• **Objective**
Each line from the one containing "Decode this image" through the end of the listing below must be copied exactly; pictures are excluded.

• **Record list**

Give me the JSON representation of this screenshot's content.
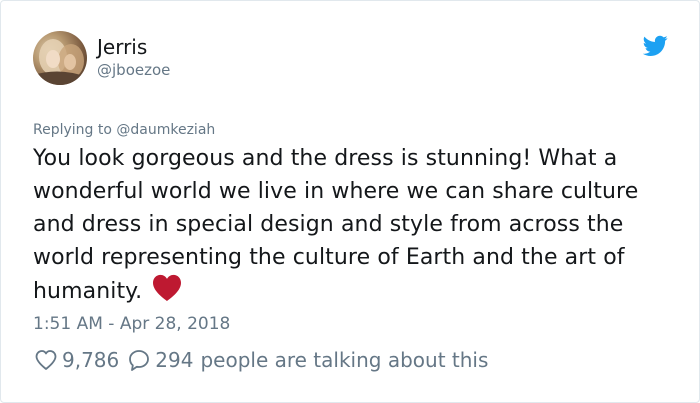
{
  "user": {
    "display_name": "Jerris",
    "handle": "@jboezoe"
  },
  "tweet": {
    "replying_to": "Replying to @daumkeziah",
    "text": "You look gorgeous and the dress is stunning! What a wonderful world we live in where we can share culture and dress in special design and style from across the world representing the culture of Earth and the art of humanity.",
    "emoji": "red-heart",
    "timestamp": "1:51 AM - Apr 28, 2018"
  },
  "engagement": {
    "likes": "9,786",
    "replies": "294",
    "talking_text": "people are talking about this"
  },
  "icons": {
    "brand": "twitter-bird-icon",
    "like": "heart-outline-icon",
    "reply": "speech-bubble-icon"
  },
  "colors": {
    "twitter_blue": "#1da1f2",
    "secondary_text": "#657786",
    "primary_text": "#14171a",
    "heart_red": "#be1931"
  }
}
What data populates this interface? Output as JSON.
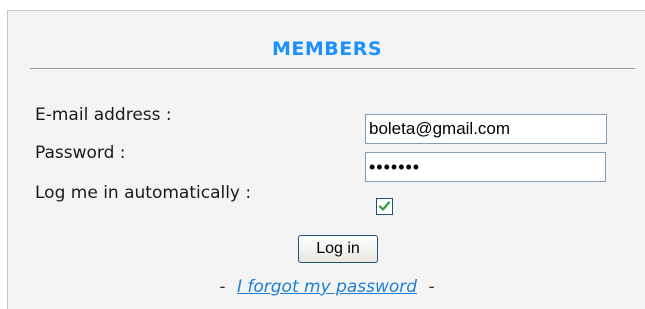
{
  "members_box": {
    "title": "MEMBERS",
    "email": {
      "label": "E-mail address :",
      "value": "boleta@gmail.com"
    },
    "password": {
      "label": "Password :",
      "value": "passwrd"
    },
    "auto_login": {
      "label": "Log me in automatically :",
      "checked": true
    },
    "login_button": "Log in",
    "forgot": {
      "dash_left": "-",
      "link_text": "I forgot my password",
      "dash_right": "-"
    }
  },
  "colors": {
    "title": "#1e90ff",
    "link": "#1e7fd6",
    "checkmark": "#2e9e3e",
    "panel_bg": "#f4f4f4",
    "input_border": "#7f9db9"
  }
}
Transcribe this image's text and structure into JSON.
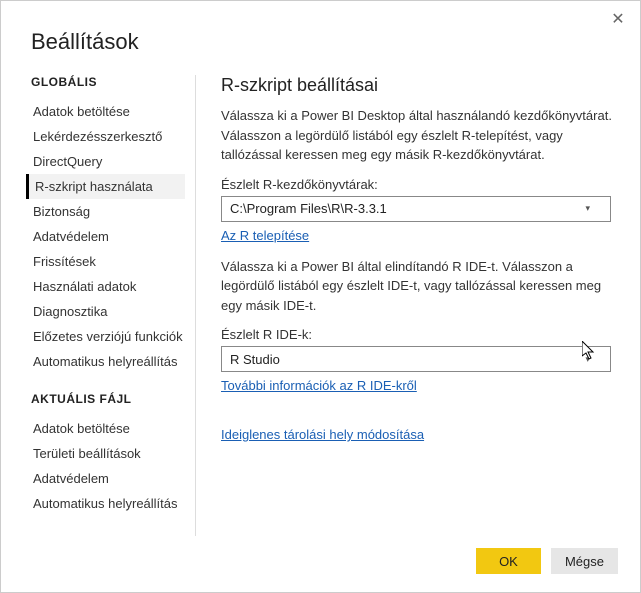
{
  "dialog": {
    "title": "Beállítások",
    "close_symbol": "✕"
  },
  "sidebar": {
    "section_global": "GLOBÁLIS",
    "section_current": "AKTUÁLIS FÁJL",
    "global_items": [
      "Adatok betöltése",
      "Lekérdezésszerkesztő",
      "DirectQuery",
      "R-szkript használata",
      "Biztonság",
      "Adatvédelem",
      "Frissítések",
      "Használati adatok",
      "Diagnosztika",
      "Előzetes verziójú funkciók",
      "Automatikus helyreállítás"
    ],
    "current_items": [
      "Adatok betöltése",
      "Területi beállítások",
      "Adatvédelem",
      "Automatikus helyreállítás"
    ],
    "selected_index": 3
  },
  "panel": {
    "title": "R-szkript beállításai",
    "desc1": "Válassza ki a Power BI Desktop által használandó kezdőkönyvtárat. Válasszon a legördülő listából egy észlelt R-telepítést, vagy tallózással keressen meg egy másik R-kezdőkönyvtárat.",
    "label_rhome": "Észlelt R-kezdőkönyvtárak:",
    "rhome_value": "C:\\Program Files\\R\\R-3.3.1",
    "link_install_r": "Az R telepítése",
    "desc2": "Válassza ki a Power BI által elindítandó R IDE-t. Válasszon a legördülő listából egy észlelt IDE-t, vagy tallózással keressen meg egy másik IDE-t.",
    "label_ride": "Észlelt R IDE-k:",
    "ride_value": "R Studio",
    "link_ide_info": "További információk az R IDE-kről",
    "link_temp": "Ideiglenes tárolási hely módosítása"
  },
  "buttons": {
    "ok": "OK",
    "cancel": "Mégse"
  }
}
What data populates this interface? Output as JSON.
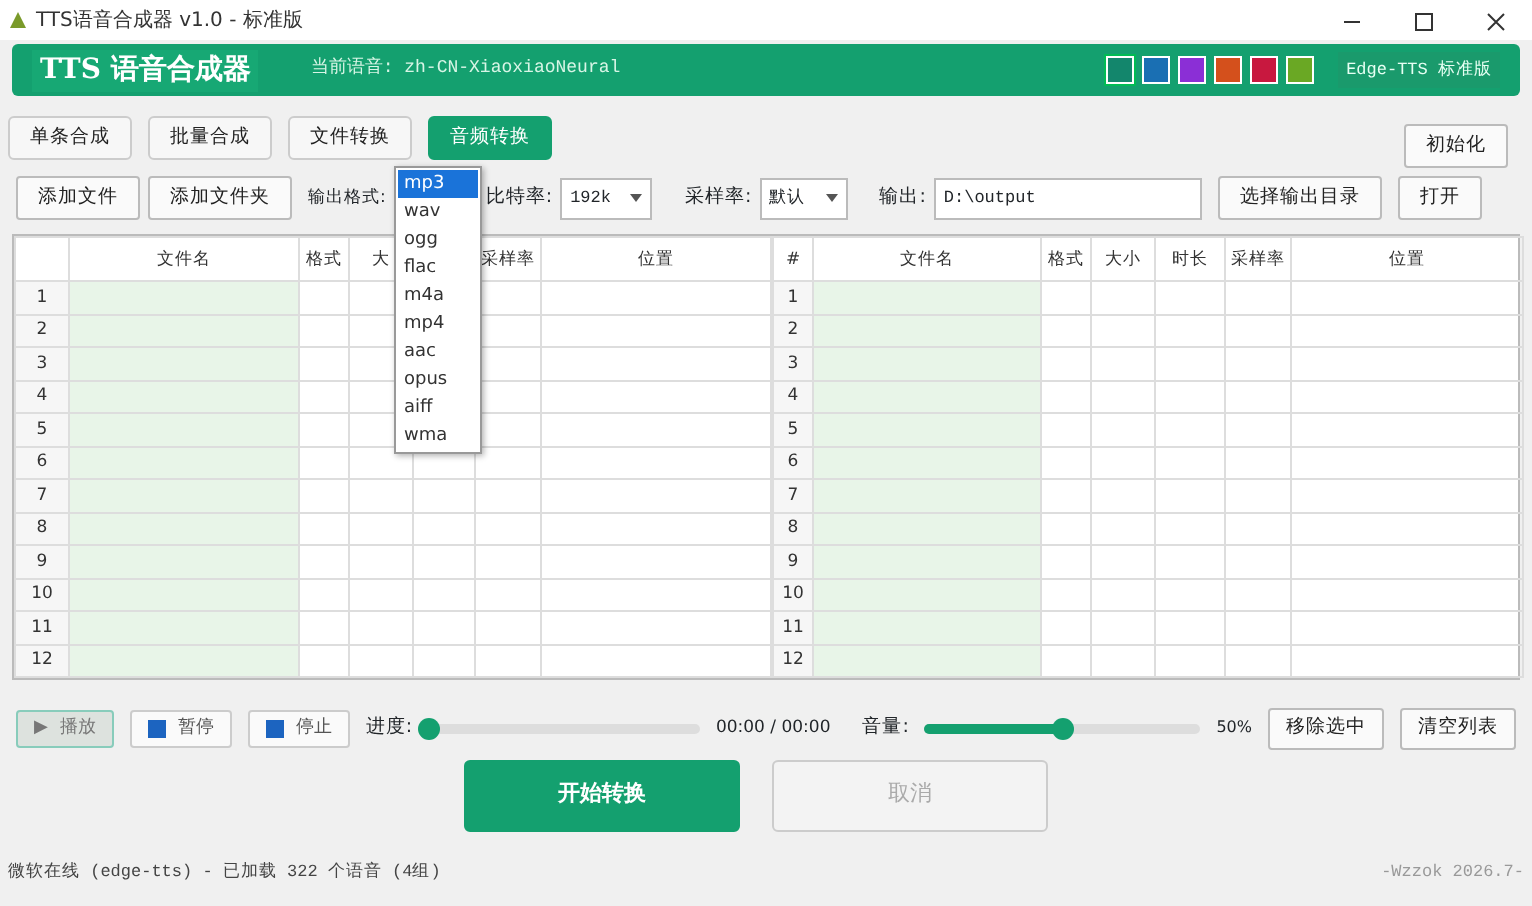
{
  "window": {
    "title": "TTS语音合成器 v1.0 - 标准版"
  },
  "header": {
    "logo": "TTS 语音合成器",
    "voice_label": "当前语音:",
    "voice": "zh-CN-XiaoxiaoNeural",
    "badge": "Edge-TTS 标准版",
    "swatches": [
      {
        "color": "#13866c",
        "selected": true
      },
      {
        "color": "#1a6fb3",
        "selected": false
      },
      {
        "color": "#8b2fd6",
        "selected": false
      },
      {
        "color": "#d4501c",
        "selected": false
      },
      {
        "color": "#c8183f",
        "selected": false
      },
      {
        "color": "#6aa824",
        "selected": false
      }
    ]
  },
  "tabs": [
    {
      "label": "单条合成",
      "selected": false
    },
    {
      "label": "批量合成",
      "selected": false
    },
    {
      "label": "文件转换",
      "selected": false
    },
    {
      "label": "音频转换",
      "selected": true
    }
  ],
  "reset_button": "初始化",
  "toolbar": {
    "add_file": "添加文件",
    "add_folder": "添加文件夹",
    "format_label": "输出格式:",
    "bitrate_label": "比特率:",
    "bitrate": "192k",
    "samplerate_label": "采样率:",
    "samplerate": "默认",
    "output_label": "输出:",
    "output": "D:\\output",
    "choose_dir": "选择输出目录",
    "open": "打开"
  },
  "format_menu": [
    {
      "label": "mp3",
      "selected": true
    },
    {
      "label": "wav",
      "selected": false
    },
    {
      "label": "ogg",
      "selected": false
    },
    {
      "label": "flac",
      "selected": false
    },
    {
      "label": "m4a",
      "selected": false
    },
    {
      "label": "mp4",
      "selected": false
    },
    {
      "label": "aac",
      "selected": false
    },
    {
      "label": "opus",
      "selected": false
    },
    {
      "label": "aiff",
      "selected": false
    },
    {
      "label": "wma",
      "selected": false
    }
  ],
  "source_table": {
    "columns": [
      {
        "label": "文件名"
      },
      {
        "label": "格式"
      },
      {
        "label": "大"
      },
      {},
      {
        "label": "采样率"
      },
      {
        "label": "位置"
      }
    ],
    "rows": [
      "1",
      "2",
      "3",
      "4",
      "5",
      "6",
      "7",
      "8",
      "9",
      "10",
      "11",
      "12"
    ]
  },
  "result_table": {
    "columns": [
      {
        "label": "#"
      },
      {
        "label": "文件名"
      },
      {
        "label": "格式"
      },
      {
        "label": "大小"
      },
      {
        "label": "时长"
      },
      {
        "label": "采样率"
      },
      {
        "label": "位置"
      }
    ],
    "rows": [
      "1",
      "2",
      "3",
      "4",
      "5",
      "6",
      "7",
      "8",
      "9",
      "10",
      "11",
      "12"
    ]
  },
  "player": {
    "buttons": [
      {
        "kind": "play",
        "label": "播放",
        "icon": "▶",
        "disabled": true
      },
      {
        "kind": "pause",
        "label": "暂停",
        "disabled": false
      },
      {
        "kind": "stop",
        "label": "停止",
        "disabled": false
      }
    ],
    "progress_label": "进度:",
    "progress": {
      "level": 0
    },
    "time": "00:00 / 00:00",
    "volume_label": "音量:",
    "volume": {
      "level": 0.5
    },
    "volume_reading": "50%",
    "remove_selected": "移除选中",
    "clear_list": "清空列表"
  },
  "actions": [
    {
      "label": "开始转换",
      "disabled": false
    },
    {
      "label": "取消",
      "disabled": true
    }
  ],
  "status_bar": {
    "text": "微软在线 (edge-tts) - 已加载 322 个语音 (4组)",
    "version": "-Wzzok 2026.7-"
  }
}
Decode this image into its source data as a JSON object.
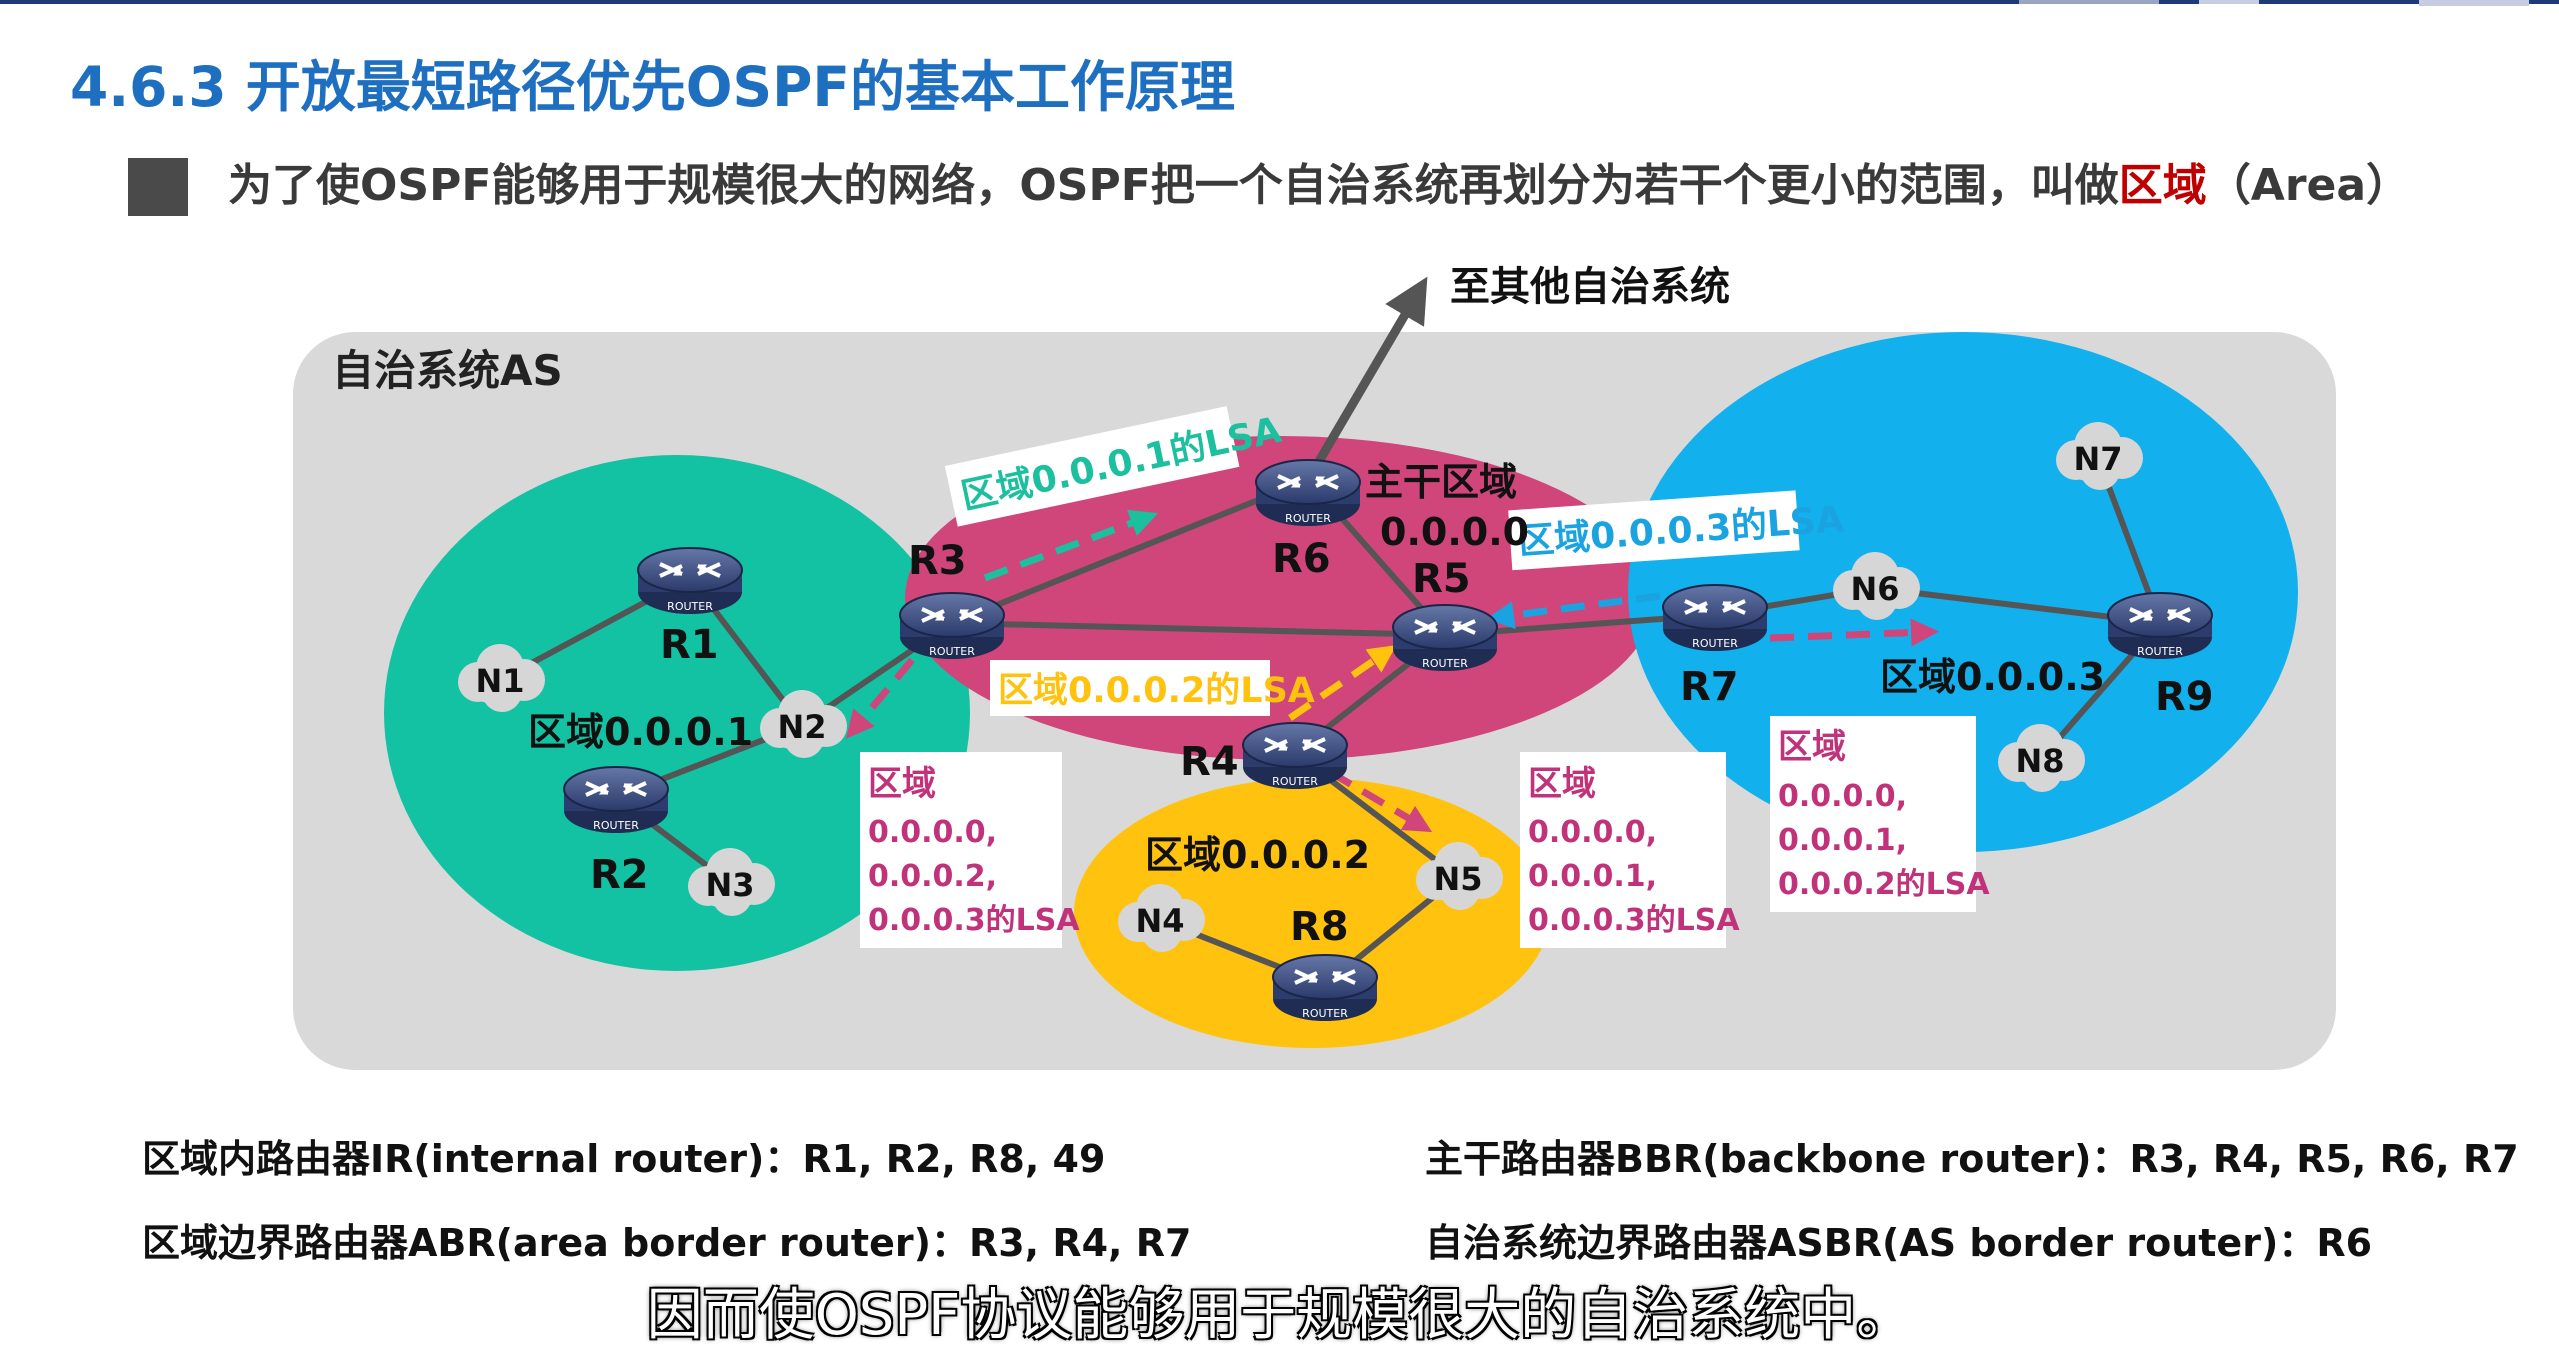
{
  "title": "4.6.3 开放最短路径优先OSPF的基本工作原理",
  "paragraph": {
    "text_before": "为了使OSPF能够用于规模很大的网络，OSPF把一个自治系统再划分为若干个更小的范围，叫做",
    "highlight": "区域",
    "text_after": "（Area）"
  },
  "diagram": {
    "as_label": "自治系统AS",
    "external_label": "至其他自治系统",
    "router_caption": "ROUTER",
    "areas": {
      "area1": "区域0.0.0.1",
      "backbone_line1": "主干区域",
      "backbone_line2": "0.0.0.0",
      "area2": "区域0.0.0.2",
      "area3": "区域0.0.0.3"
    },
    "routers": {
      "R1": "R1",
      "R2": "R2",
      "R3": "R3",
      "R4": "R4",
      "R5": "R5",
      "R6": "R6",
      "R7": "R7",
      "R8": "R8",
      "R9": "R9"
    },
    "networks": {
      "N1": "N1",
      "N2": "N2",
      "N3": "N3",
      "N4": "N4",
      "N5": "N5",
      "N6": "N6",
      "N7": "N7",
      "N8": "N8"
    },
    "lsa_labels": {
      "area1_lsa": "区域0.0.0.1的LSA",
      "area2_lsa": "区域0.0.0.2的LSA",
      "area3_lsa": "区域0.0.0.3的LSA"
    },
    "boxes": {
      "box_area1": [
        "区域",
        "0.0.0.0,",
        "0.0.0.2,",
        "0.0.0.3的LSA"
      ],
      "box_area2": [
        "区域",
        "0.0.0.0,",
        "0.0.0.1,",
        "0.0.0.3的LSA"
      ],
      "box_area3": [
        "区域",
        "0.0.0.0,",
        "0.0.0.1,",
        "0.0.0.2的LSA"
      ]
    }
  },
  "definitions": {
    "ir": "区域内路由器IR(internal router)：R1, R2, R8, 49",
    "bbr": "主干路由器BBR(backbone router)：R3, R4, R5, R6, R7",
    "abr": "区域边界路由器ABR(area border router)：R3, R4, R7",
    "asbr": "自治系统边界路由器ASBR(AS border router)：R6"
  },
  "subtitle": "因而使OSPF协议能够用于规模很大的自治系统中。",
  "colors": {
    "title": "#1e6fc0",
    "highlight": "#c00000",
    "area1": "#13c2a3",
    "backbone": "#d0457a",
    "area2": "#ffc20e",
    "area3": "#12b0ec",
    "as_background": "#d9d9d9",
    "lsa1_arrow": "#1cbf9e",
    "lsa2_arrow": "#ffc20e",
    "lsa3_arrow": "#1aa3e0",
    "box_text": "#c0327a"
  }
}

• **Reply to the task**
Decode this image into its source data as a JSON object.
{
  "title": "4.6.3 开放最短路径优先OSPF的基本工作原理",
  "paragraph": {
    "text_before": "为了使OSPF能够用于规模很大的网络，OSPF把一个自治系统再划分为若干个更小的范围，叫做",
    "highlight": "区域",
    "text_after": "（Area）"
  },
  "diagram": {
    "as_label": "自治系统AS",
    "external_label": "至其他自治系统",
    "router_caption": "ROUTER",
    "areas": {
      "area1": "区域0.0.0.1",
      "backbone_line1": "主干区域",
      "backbone_line2": "0.0.0.0",
      "area2": "区域0.0.0.2",
      "area3": "区域0.0.0.3"
    },
    "routers": {
      "R1": "R1",
      "R2": "R2",
      "R3": "R3",
      "R4": "R4",
      "R5": "R5",
      "R6": "R6",
      "R7": "R7",
      "R8": "R8",
      "R9": "R9"
    },
    "networks": {
      "N1": "N1",
      "N2": "N2",
      "N3": "N3",
      "N4": "N4",
      "N5": "N5",
      "N6": "N6",
      "N7": "N7",
      "N8": "N8"
    },
    "lsa_labels": {
      "area1_lsa": "区域0.0.0.1的LSA",
      "area2_lsa": "区域0.0.0.2的LSA",
      "area3_lsa": "区域0.0.0.3的LSA"
    },
    "boxes": {
      "box_area1": [
        "区域",
        "0.0.0.0,",
        "0.0.0.2,",
        "0.0.0.3的LSA"
      ],
      "box_area2": [
        "区域",
        "0.0.0.0,",
        "0.0.0.1,",
        "0.0.0.3的LSA"
      ],
      "box_area3": [
        "区域",
        "0.0.0.0,",
        "0.0.0.1,",
        "0.0.0.2的LSA"
      ]
    }
  },
  "definitions": {
    "ir": "区域内路由器IR(internal router)：R1, R2, R8, 49",
    "bbr": "主干路由器BBR(backbone router)：R3, R4, R5, R6, R7",
    "abr": "区域边界路由器ABR(area border router)：R3, R4, R7",
    "asbr": "自治系统边界路由器ASBR(AS border router)：R6"
  },
  "subtitle": "因而使OSPF协议能够用于规模很大的自治系统中。",
  "colors": {
    "title": "#1e6fc0",
    "highlight": "#c00000",
    "area1": "#13c2a3",
    "backbone": "#d0457a",
    "area2": "#ffc20e",
    "area3": "#12b0ec",
    "as_background": "#d9d9d9",
    "lsa1_arrow": "#1cbf9e",
    "lsa2_arrow": "#ffc20e",
    "lsa3_arrow": "#1aa3e0",
    "box_text": "#c0327a"
  }
}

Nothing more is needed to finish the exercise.